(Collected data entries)
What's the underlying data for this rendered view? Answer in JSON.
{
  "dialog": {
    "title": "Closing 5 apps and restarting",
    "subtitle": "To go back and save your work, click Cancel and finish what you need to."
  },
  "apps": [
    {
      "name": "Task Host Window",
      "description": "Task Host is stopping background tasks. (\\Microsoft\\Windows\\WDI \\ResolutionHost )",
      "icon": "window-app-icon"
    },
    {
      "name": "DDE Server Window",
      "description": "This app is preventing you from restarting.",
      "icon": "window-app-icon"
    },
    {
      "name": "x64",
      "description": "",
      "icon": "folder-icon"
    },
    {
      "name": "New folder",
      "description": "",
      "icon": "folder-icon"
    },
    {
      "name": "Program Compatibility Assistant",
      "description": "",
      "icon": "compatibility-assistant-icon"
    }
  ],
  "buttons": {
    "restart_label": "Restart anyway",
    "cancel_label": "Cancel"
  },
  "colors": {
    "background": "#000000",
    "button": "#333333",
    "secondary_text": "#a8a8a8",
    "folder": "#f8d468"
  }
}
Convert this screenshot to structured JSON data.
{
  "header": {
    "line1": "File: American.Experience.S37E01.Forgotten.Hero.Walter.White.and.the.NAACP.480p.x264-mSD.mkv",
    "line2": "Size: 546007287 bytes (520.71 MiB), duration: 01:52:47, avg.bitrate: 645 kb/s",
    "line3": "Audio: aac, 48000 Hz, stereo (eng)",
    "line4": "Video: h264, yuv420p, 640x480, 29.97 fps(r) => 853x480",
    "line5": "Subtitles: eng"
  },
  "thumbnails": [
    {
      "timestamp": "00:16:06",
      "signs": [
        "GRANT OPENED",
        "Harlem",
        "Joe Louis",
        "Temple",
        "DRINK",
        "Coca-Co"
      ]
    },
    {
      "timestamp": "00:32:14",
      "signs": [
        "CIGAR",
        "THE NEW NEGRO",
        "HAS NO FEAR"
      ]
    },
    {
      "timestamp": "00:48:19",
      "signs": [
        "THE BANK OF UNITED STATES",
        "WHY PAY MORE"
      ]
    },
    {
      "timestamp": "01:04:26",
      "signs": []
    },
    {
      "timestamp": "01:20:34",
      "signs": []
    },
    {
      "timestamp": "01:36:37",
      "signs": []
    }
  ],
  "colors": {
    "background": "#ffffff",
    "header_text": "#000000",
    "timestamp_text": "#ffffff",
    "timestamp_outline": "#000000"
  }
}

■ **Task statement**: Retype every record above exactly as it appears.

■ **Answer for this exercise**:
What's the underlying data for this rendered view? Answer in JSON.
{
  "dialog": {
    "title": "Closing 5 apps and restarting",
    "subtitle": "To go back and save your work, click Cancel and finish what you need to."
  },
  "apps": [
    {
      "name": "Task Host Window",
      "description": "Task Host is stopping background tasks. (\\Microsoft\\Windows\\WDI \\ResolutionHost )",
      "icon": "window-app-icon"
    },
    {
      "name": "DDE Server Window",
      "description": "This app is preventing you from restarting.",
      "icon": "window-app-icon"
    },
    {
      "name": "x64",
      "description": "",
      "icon": "folder-icon"
    },
    {
      "name": "New folder",
      "description": "",
      "icon": "folder-icon"
    },
    {
      "name": "Program Compatibility Assistant",
      "description": "",
      "icon": "compatibility-assistant-icon"
    }
  ],
  "buttons": {
    "restart_label": "Restart anyway",
    "cancel_label": "Cancel"
  },
  "colors": {
    "background": "#000000",
    "button": "#333333",
    "secondary_text": "#a8a8a8",
    "folder": "#f8d468"
  }
}
Convert this screenshot to structured JSON data.
{
  "header": {
    "line1": "File: American.Experience.S37E01.Forgotten.Hero.Walter.White.and.the.NAACP.480p.x264-mSD.mkv",
    "line2": "Size: 546007287 bytes (520.71 MiB), duration: 01:52:47, avg.bitrate: 645 kb/s",
    "line3": "Audio: aac, 48000 Hz, stereo (eng)",
    "line4": "Video: h264, yuv420p, 640x480, 29.97 fps(r) => 853x480",
    "line5": "Subtitles: eng"
  },
  "thumbnails": [
    {
      "timestamp": "00:16:06",
      "signs": [
        "GRANT OPENED",
        "Harlem",
        "Joe Louis",
        "Temple",
        "DRINK",
        "Coca-Co"
      ]
    },
    {
      "timestamp": "00:32:14",
      "signs": [
        "CIGAR",
        "THE NEW NEGRO",
        "HAS NO FEAR"
      ]
    },
    {
      "timestamp": "00:48:19",
      "signs": [
        "THE BANK OF UNITED STATES",
        "WHY PAY MORE"
      ]
    },
    {
      "timestamp": "01:04:26",
      "signs": []
    },
    {
      "timestamp": "01:20:34",
      "signs": []
    },
    {
      "timestamp": "01:36:37",
      "signs": []
    }
  ],
  "colors": {
    "background": "#ffffff",
    "header_text": "#000000",
    "timestamp_text": "#ffffff",
    "timestamp_outline": "#000000"
  }
}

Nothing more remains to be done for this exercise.